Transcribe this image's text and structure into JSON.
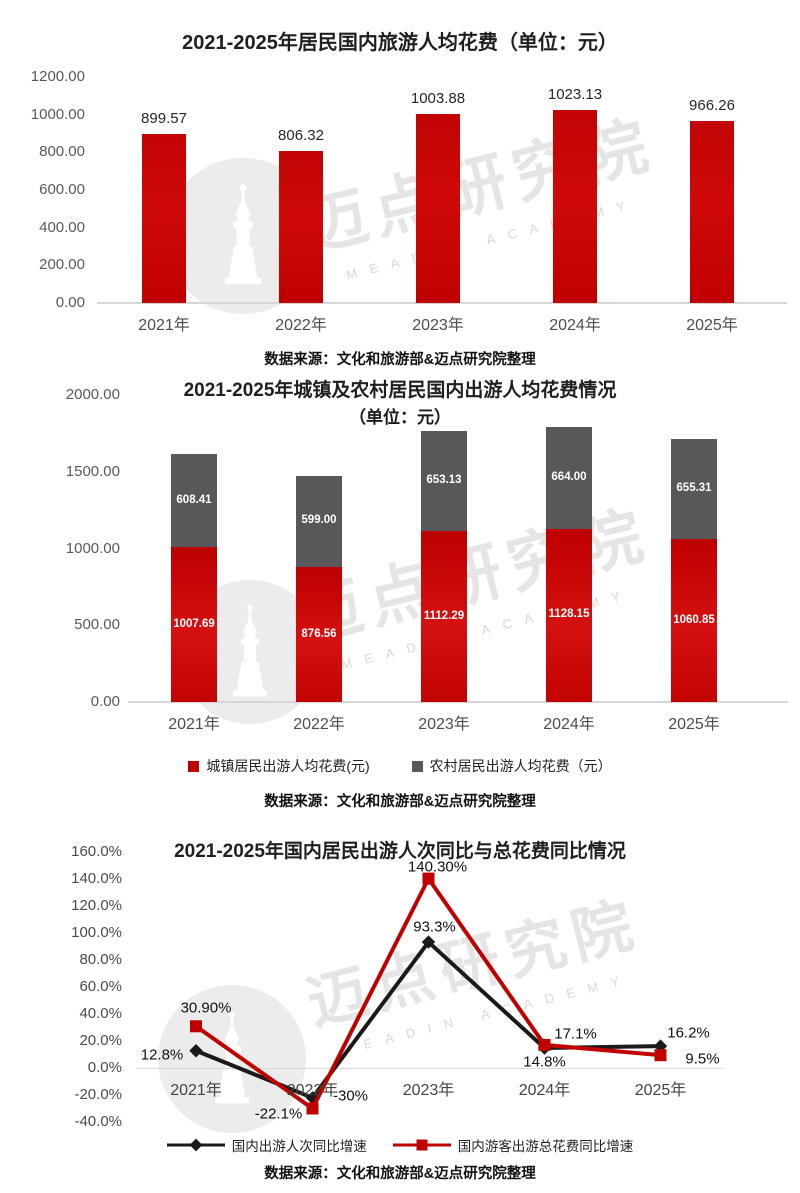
{
  "watermark": {
    "brand": "迈点研究院",
    "caption": "MEADIN ACADEMY",
    "logo": "tower-icon"
  },
  "colors": {
    "red": "#c00000",
    "gray": "#595959",
    "black": "#1a1a1a",
    "axis": "#d6d6d6"
  },
  "chart_data": [
    {
      "type": "bar",
      "title": "2021-2025年居民国内旅游人均花费（单位：元）",
      "categories": [
        "2021年",
        "2022年",
        "2023年",
        "2024年",
        "2025年"
      ],
      "values": [
        899.57,
        806.32,
        1003.88,
        1023.13,
        966.26
      ],
      "value_labels": [
        "899.57",
        "806.32",
        "1003.88",
        "1023.13",
        "966.26"
      ],
      "ylim": [
        0,
        1200
      ],
      "yticks": [
        "1200.00",
        "1000.00",
        "800.00",
        "600.00",
        "400.00",
        "200.00",
        "0.00"
      ],
      "bar_color": "#c00000",
      "grid": false,
      "legend_position": "none",
      "source": "数据来源：文化和旅游部&迈点研究院整理"
    },
    {
      "type": "stacked-bar",
      "title": "2021-2025年城镇及农村居民国内出游人均花费情况",
      "subtitle": "（单位：元）",
      "categories": [
        "2021年",
        "2022年",
        "2023年",
        "2024年",
        "2025年"
      ],
      "series": [
        {
          "name": "城镇居民出游人均花费(元)",
          "color": "#c00000",
          "values": [
            1007.69,
            876.56,
            1112.29,
            1128.15,
            1060.85
          ],
          "labels": [
            "1007.69",
            "876.56",
            "1112.29",
            "1128.15",
            "1060.85"
          ]
        },
        {
          "name": "农村居民出游人均花费（元）",
          "color": "#595959",
          "values": [
            608.41,
            599.0,
            653.13,
            664.0,
            655.31
          ],
          "labels": [
            "608.41",
            "599.00",
            "653.13",
            "664.00",
            "655.31"
          ]
        }
      ],
      "ylim": [
        0,
        2000
      ],
      "yticks": [
        "2000.00",
        "1500.00",
        "1000.00",
        "500.00",
        "0.00"
      ],
      "grid": false,
      "legend_position": "bottom",
      "source": "数据来源：文化和旅游部&迈点研究院整理"
    },
    {
      "type": "line",
      "title": "2021-2025年国内居民出游人次同比与总花费同比情况",
      "categories": [
        "2021年",
        "2022年",
        "2023年",
        "2024年",
        "2025年"
      ],
      "series": [
        {
          "name": "国内出游人次同比增速",
          "color": "#1a1a1a",
          "marker": "diamond",
          "values": [
            12.8,
            -22.1,
            93.3,
            14.8,
            16.2
          ],
          "labels": [
            "12.8%",
            "-22.1%",
            "93.3%",
            "14.8%",
            "16.2%"
          ],
          "label_offsets": [
            [
              -34,
              4
            ],
            [
              -34,
              16
            ],
            [
              6,
              -15
            ],
            [
              0,
              14
            ],
            [
              28,
              -13
            ]
          ]
        },
        {
          "name": "国内游客出游总花费同比增速",
          "color": "#c00000",
          "marker": "square",
          "values": [
            30.9,
            -30.0,
            140.3,
            17.1,
            9.5
          ],
          "labels": [
            "30.90%",
            "-30%",
            "140.30%",
            "17.1%",
            "9.5%"
          ],
          "label_offsets": [
            [
              10,
              -18
            ],
            [
              38,
              -13
            ],
            [
              9,
              -12
            ],
            [
              31,
              -11
            ],
            [
              42,
              4
            ]
          ]
        }
      ],
      "ylim": [
        -40,
        160
      ],
      "yticks": [
        "160.0%",
        "140.0%",
        "120.0%",
        "100.0%",
        "80.0%",
        "60.0%",
        "40.0%",
        "20.0%",
        "0.0%",
        "-20.0%",
        "-40.0%"
      ],
      "grid": "zero-line-only",
      "legend_position": "bottom",
      "source": "数据来源：文化和旅游部&迈点研究院整理"
    }
  ]
}
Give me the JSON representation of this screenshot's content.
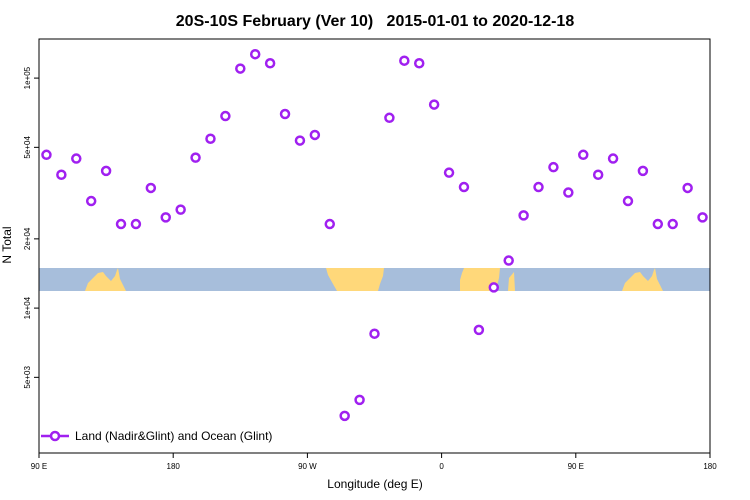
{
  "chart_data": {
    "type": "scatter",
    "title": "20S-10S February (Ver 10)   2015-01-01 to 2020-12-18",
    "xlabel": "Longitude (deg E)",
    "ylabel": "N Total",
    "y_scale": "log",
    "xlim": [
      90,
      540
    ],
    "ylim_log10": [
      3.37,
      5.17
    ],
    "x_ticks": [
      {
        "value": 90,
        "label": "90 E"
      },
      {
        "value": 180,
        "label": "180"
      },
      {
        "value": 270,
        "label": "90 W"
      },
      {
        "value": 360,
        "label": "0"
      },
      {
        "value": 450,
        "label": "90 E"
      },
      {
        "value": 540,
        "label": "180"
      }
    ],
    "y_ticks": [
      {
        "value": 100000,
        "label": "1e+05"
      },
      {
        "value": 50000,
        "label": "5e+04"
      },
      {
        "value": 20000,
        "label": "2e+04"
      },
      {
        "value": 10000,
        "label": "1e+04"
      },
      {
        "value": 5000,
        "label": "5e+03"
      }
    ],
    "grid": false,
    "legend_position": "bottom-left",
    "series": [
      {
        "name": "Land (Nadir&Glint) and Ocean (Glint)",
        "color": "#a020f0",
        "marker": "open-circle",
        "x": [
          95,
          105,
          115,
          125,
          135,
          145,
          155,
          165,
          175,
          185,
          195,
          205,
          215,
          225,
          235,
          245,
          255,
          265,
          275,
          285,
          295,
          305,
          315,
          325,
          335,
          345,
          355,
          365,
          375,
          385,
          395,
          405,
          415,
          425,
          435,
          445,
          455,
          465,
          475,
          485,
          495,
          505,
          515,
          525,
          535
        ],
        "y": [
          46400,
          38000,
          44700,
          29200,
          39500,
          23200,
          23200,
          33300,
          24800,
          26800,
          45100,
          54500,
          68400,
          110000,
          127000,
          116000,
          69800,
          53500,
          56600,
          23200,
          3400,
          3990,
          7740,
          67200,
          119000,
          116000,
          76700,
          38800,
          33600,
          8040,
          12300,
          16100,
          25300,
          33600,
          41000,
          31800,
          46400,
          38000,
          44700,
          29200,
          39500,
          23200,
          23200,
          33300,
          24800
        ]
      }
    ],
    "land_ocean_strip": {
      "ocean_color": "#a7bedb",
      "land_color": "#ffd87a"
    }
  }
}
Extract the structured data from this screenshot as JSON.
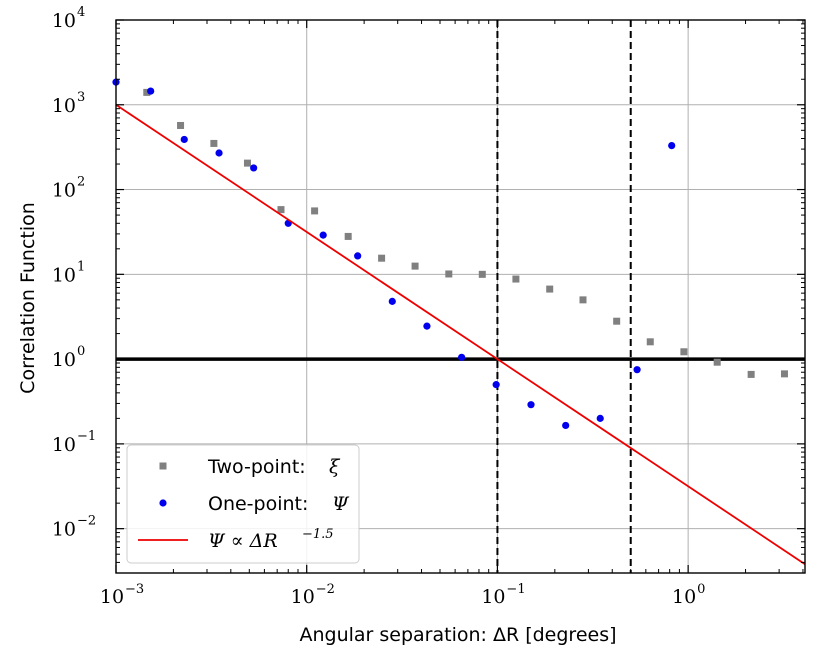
{
  "chart_data": {
    "type": "scatter",
    "title": "",
    "xlabel": "Angular separation: ΔR [degrees]",
    "ylabel": "Correlation Function",
    "xscale": "log",
    "yscale": "log",
    "xlim": [
      0.001,
      4.1
    ],
    "ylim": [
      0.003,
      10000
    ],
    "grid": true,
    "legend_position": "lower-left",
    "x_ticks": [
      {
        "value": 0.001,
        "base": "10",
        "exp": "−3"
      },
      {
        "value": 0.01,
        "base": "10",
        "exp": "−2"
      },
      {
        "value": 0.1,
        "base": "10",
        "exp": "−1"
      },
      {
        "value": 1,
        "base": "10",
        "exp": "0"
      }
    ],
    "y_ticks": [
      {
        "value": 0.01,
        "base": "10",
        "exp": "−2"
      },
      {
        "value": 0.1,
        "base": "10",
        "exp": "−1"
      },
      {
        "value": 1,
        "base": "10",
        "exp": "0"
      },
      {
        "value": 10,
        "base": "10",
        "exp": "1"
      },
      {
        "value": 100,
        "base": "10",
        "exp": "2"
      },
      {
        "value": 1000,
        "base": "10",
        "exp": "3"
      },
      {
        "value": 10000,
        "base": "10",
        "exp": "4"
      }
    ],
    "series": [
      {
        "name": "Two-point: ξ",
        "label_text": "Two-point: ",
        "label_math": "ξ",
        "marker": "square",
        "color": "#808080",
        "points": [
          [
            0.00145,
            1400
          ],
          [
            0.00218,
            570
          ],
          [
            0.00326,
            350
          ],
          [
            0.00489,
            205
          ],
          [
            0.00733,
            58
          ],
          [
            0.011,
            56
          ],
          [
            0.0165,
            28
          ],
          [
            0.0247,
            15.5
          ],
          [
            0.037,
            12.5
          ],
          [
            0.0556,
            10.1
          ],
          [
            0.0833,
            10.0
          ],
          [
            0.125,
            8.8
          ],
          [
            0.188,
            6.7
          ],
          [
            0.281,
            5.0
          ],
          [
            0.422,
            2.8
          ],
          [
            0.633,
            1.6
          ],
          [
            0.95,
            1.22
          ],
          [
            1.42,
            0.92
          ],
          [
            2.14,
            0.66
          ],
          [
            3.2,
            0.67
          ]
        ]
      },
      {
        "name": "One-point: Ψ",
        "label_text": "One-point: ",
        "label_math": "Ψ",
        "marker": "circle",
        "color": "#0000ee",
        "points": [
          [
            0.001,
            1850
          ],
          [
            0.00152,
            1450
          ],
          [
            0.00228,
            390
          ],
          [
            0.00347,
            270
          ],
          [
            0.00527,
            180
          ],
          [
            0.008,
            40
          ],
          [
            0.0122,
            29
          ],
          [
            0.0185,
            16.5
          ],
          [
            0.0281,
            4.8
          ],
          [
            0.0427,
            2.45
          ],
          [
            0.0649,
            1.05
          ],
          [
            0.0985,
            0.5
          ],
          [
            0.15,
            0.29
          ],
          [
            0.228,
            0.165
          ],
          [
            0.346,
            0.2
          ],
          [
            0.54,
            0.75
          ],
          [
            0.82,
            330
          ]
        ]
      },
      {
        "name": "Ψ ∝ ΔR^−1.5",
        "label_math": "Ψ ∝ ΔR",
        "label_exp": "−1.5",
        "type": "line",
        "color": "#ee0000",
        "x": [
          0.001,
          4.1
        ],
        "y": [
          1000,
          0.003809
        ]
      }
    ],
    "reference_lines": [
      {
        "orientation": "horizontal",
        "value": 1,
        "style": "solid",
        "color": "#000000"
      },
      {
        "orientation": "vertical",
        "value": 0.1,
        "style": "dashed",
        "color": "#000000"
      },
      {
        "orientation": "vertical",
        "value": 0.5,
        "style": "dashed",
        "color": "#000000"
      }
    ]
  }
}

—————

Copy every line of the data that holds the string "grid".

**SOLUTION FOR THIS TASK**
      "grid": false,
      "grid": false,
      "grid": "zero-line-only",
    "grid": false,
    "grid": true,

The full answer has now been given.